▶ [The problem]: Repeat the part of the listing that opens with its first line and closes with the line containing "power-icon (37, 849, 53, 865)", with both ends included.

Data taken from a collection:
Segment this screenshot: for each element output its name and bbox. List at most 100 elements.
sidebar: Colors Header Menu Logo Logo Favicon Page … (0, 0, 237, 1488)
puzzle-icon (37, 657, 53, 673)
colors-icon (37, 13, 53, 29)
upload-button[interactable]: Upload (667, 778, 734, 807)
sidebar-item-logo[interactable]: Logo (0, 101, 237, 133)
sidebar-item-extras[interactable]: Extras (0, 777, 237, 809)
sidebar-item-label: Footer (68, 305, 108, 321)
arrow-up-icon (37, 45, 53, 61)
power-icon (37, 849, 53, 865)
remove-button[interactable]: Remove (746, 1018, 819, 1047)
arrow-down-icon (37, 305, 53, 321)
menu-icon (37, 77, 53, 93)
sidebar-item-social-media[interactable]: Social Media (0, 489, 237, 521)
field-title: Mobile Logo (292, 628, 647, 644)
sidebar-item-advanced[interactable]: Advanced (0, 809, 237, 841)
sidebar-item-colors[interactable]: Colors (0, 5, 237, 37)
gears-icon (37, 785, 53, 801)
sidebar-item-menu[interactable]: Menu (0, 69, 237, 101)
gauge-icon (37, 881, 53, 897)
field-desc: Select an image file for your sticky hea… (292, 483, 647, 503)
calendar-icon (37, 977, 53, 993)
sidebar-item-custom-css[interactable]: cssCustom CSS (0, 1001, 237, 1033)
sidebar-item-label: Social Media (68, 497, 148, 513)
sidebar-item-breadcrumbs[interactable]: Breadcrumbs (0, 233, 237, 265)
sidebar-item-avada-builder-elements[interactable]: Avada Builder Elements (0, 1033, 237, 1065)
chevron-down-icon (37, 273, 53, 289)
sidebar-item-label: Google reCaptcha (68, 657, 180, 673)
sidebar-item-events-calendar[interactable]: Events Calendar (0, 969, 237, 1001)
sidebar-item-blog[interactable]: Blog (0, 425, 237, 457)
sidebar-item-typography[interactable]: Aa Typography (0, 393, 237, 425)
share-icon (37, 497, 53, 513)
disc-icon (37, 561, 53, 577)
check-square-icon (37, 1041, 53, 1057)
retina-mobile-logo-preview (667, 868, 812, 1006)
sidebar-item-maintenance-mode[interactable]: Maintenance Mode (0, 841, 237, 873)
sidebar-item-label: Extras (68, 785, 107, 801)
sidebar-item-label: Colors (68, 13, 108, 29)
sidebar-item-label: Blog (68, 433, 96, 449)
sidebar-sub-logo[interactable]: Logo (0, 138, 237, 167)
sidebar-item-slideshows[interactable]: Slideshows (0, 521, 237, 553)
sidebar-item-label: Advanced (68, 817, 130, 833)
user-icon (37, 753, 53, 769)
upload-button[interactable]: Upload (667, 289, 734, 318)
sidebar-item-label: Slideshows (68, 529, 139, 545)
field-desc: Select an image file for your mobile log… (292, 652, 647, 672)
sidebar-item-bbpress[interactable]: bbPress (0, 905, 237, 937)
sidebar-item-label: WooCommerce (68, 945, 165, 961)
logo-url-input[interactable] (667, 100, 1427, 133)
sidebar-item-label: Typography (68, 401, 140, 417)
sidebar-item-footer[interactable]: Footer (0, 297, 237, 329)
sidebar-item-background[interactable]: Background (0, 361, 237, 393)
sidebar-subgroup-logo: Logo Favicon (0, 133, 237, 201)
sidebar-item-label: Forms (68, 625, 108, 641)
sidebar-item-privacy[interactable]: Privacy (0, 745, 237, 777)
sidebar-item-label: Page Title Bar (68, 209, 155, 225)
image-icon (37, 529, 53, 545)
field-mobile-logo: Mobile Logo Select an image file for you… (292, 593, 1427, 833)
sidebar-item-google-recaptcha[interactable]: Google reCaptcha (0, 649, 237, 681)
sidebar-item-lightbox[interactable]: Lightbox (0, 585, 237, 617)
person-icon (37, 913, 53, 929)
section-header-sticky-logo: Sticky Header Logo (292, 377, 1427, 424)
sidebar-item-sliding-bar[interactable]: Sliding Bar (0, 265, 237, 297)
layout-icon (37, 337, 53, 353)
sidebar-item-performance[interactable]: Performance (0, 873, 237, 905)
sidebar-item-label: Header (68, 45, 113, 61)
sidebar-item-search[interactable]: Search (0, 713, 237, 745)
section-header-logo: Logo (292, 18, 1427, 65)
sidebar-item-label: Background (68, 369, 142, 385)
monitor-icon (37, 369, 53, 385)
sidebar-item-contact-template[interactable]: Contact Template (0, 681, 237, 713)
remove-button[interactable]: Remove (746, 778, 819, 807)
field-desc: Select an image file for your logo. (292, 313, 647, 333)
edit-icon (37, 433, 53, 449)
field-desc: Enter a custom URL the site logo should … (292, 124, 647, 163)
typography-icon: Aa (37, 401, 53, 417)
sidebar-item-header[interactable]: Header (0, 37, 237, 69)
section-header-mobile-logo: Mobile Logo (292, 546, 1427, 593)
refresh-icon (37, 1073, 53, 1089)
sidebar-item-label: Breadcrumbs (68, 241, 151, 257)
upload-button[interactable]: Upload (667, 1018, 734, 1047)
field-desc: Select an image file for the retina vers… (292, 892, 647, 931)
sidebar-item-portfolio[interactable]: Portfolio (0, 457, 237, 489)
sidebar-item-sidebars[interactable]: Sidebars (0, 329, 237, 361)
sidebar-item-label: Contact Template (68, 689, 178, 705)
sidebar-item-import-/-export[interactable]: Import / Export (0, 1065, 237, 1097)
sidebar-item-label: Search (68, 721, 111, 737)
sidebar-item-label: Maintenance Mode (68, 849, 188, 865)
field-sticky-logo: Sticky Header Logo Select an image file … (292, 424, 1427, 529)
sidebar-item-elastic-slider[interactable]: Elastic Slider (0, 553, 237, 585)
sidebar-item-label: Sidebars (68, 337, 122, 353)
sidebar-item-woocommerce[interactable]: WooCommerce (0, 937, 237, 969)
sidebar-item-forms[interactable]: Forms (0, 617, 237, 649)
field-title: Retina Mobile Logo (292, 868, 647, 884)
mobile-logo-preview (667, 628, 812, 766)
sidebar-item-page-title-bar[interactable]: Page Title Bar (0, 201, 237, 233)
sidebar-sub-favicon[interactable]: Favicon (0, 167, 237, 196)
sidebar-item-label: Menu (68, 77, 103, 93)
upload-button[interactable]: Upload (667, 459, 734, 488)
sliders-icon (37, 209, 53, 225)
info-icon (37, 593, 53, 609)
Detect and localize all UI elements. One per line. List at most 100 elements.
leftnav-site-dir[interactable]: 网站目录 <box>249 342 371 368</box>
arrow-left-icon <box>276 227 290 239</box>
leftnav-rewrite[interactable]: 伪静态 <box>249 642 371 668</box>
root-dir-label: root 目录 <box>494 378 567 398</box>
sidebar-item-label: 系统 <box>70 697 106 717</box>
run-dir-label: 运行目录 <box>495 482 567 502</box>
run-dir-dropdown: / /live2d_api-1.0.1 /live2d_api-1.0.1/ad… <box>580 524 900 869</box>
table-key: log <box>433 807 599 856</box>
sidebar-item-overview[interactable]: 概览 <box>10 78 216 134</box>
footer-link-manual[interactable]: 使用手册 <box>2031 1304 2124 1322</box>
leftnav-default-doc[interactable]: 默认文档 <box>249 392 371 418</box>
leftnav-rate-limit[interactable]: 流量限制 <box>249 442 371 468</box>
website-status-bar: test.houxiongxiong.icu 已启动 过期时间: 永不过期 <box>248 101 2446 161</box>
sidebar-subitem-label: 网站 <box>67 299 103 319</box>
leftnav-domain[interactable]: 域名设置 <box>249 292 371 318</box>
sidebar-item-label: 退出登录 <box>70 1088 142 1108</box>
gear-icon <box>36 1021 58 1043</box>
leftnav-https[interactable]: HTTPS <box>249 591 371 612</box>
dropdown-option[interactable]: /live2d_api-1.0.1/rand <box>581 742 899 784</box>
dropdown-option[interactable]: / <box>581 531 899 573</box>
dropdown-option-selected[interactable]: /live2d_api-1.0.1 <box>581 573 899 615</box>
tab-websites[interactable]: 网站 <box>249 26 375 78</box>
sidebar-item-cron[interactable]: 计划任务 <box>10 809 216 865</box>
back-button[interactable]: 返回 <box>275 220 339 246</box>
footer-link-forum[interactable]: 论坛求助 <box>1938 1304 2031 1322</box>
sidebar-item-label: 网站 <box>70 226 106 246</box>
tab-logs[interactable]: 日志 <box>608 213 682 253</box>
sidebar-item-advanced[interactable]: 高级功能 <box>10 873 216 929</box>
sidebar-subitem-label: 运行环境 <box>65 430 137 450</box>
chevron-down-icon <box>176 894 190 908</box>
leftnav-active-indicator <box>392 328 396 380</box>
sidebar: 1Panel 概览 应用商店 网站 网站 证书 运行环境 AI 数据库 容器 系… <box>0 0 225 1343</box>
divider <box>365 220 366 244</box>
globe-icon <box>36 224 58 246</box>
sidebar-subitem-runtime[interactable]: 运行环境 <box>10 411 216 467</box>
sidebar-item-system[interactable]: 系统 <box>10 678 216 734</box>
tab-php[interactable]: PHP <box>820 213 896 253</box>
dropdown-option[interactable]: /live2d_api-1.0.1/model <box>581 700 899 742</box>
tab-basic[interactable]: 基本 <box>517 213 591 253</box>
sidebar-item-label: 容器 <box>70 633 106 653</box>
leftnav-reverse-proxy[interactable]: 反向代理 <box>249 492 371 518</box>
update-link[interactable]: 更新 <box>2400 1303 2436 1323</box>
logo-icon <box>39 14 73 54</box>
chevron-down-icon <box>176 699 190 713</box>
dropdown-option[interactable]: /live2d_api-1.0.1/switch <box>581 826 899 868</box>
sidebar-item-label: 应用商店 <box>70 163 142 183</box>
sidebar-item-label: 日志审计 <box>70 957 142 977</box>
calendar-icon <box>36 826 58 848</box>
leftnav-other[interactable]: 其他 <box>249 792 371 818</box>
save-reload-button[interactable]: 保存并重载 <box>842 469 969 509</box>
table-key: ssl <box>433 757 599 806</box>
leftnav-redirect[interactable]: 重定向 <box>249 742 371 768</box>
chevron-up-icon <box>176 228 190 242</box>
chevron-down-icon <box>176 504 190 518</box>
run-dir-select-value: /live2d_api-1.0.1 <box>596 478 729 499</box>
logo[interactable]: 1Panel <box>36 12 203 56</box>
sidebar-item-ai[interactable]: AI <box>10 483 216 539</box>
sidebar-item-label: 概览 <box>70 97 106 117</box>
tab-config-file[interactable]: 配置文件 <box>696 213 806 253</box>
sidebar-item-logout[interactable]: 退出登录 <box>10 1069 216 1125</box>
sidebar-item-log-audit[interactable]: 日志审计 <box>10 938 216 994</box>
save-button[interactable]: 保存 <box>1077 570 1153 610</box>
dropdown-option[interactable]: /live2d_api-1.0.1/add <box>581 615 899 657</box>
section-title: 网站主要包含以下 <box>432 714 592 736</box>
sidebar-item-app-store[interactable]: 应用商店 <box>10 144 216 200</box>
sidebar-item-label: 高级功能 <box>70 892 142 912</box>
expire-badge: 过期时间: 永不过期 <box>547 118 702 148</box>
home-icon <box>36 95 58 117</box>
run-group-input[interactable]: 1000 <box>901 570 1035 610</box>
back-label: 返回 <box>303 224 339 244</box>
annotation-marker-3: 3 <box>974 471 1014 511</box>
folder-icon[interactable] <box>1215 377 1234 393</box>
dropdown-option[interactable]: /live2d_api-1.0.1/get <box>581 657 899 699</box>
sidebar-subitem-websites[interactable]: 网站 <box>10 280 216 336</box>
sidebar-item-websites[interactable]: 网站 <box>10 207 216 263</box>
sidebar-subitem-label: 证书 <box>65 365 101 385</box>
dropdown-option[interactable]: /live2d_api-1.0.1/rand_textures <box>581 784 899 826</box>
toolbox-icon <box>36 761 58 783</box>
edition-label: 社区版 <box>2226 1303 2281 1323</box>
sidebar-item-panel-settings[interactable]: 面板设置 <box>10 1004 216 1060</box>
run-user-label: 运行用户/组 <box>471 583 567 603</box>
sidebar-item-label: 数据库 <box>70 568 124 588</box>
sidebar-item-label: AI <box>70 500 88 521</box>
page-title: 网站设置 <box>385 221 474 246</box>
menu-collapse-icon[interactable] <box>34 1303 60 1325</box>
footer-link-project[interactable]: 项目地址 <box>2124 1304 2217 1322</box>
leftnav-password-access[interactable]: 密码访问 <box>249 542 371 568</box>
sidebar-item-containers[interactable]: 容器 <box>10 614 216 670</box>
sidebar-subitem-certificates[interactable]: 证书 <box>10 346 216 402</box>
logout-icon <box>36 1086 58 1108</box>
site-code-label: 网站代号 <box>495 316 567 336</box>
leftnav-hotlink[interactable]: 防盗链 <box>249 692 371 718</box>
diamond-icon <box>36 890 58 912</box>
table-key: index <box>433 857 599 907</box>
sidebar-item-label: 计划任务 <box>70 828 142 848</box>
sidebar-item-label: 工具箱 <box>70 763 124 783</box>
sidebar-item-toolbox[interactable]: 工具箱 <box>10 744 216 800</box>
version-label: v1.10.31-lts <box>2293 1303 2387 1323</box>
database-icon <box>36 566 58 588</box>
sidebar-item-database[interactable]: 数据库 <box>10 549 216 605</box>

▶ [Result of the task]:
Segment this screenshot: for each element output its name and bbox. List at most 100 elements.
sidebar: Colors Header Menu Logo Logo Favicon Page … (0, 0, 237, 1488)
puzzle-icon (37, 657, 53, 673)
colors-icon (37, 13, 53, 29)
upload-button[interactable]: Upload (667, 778, 734, 807)
sidebar-item-logo[interactable]: Logo (0, 101, 237, 133)
sidebar-item-extras[interactable]: Extras (0, 777, 237, 809)
sidebar-item-label: Footer (68, 305, 108, 321)
arrow-up-icon (37, 45, 53, 61)
power-icon (37, 849, 53, 865)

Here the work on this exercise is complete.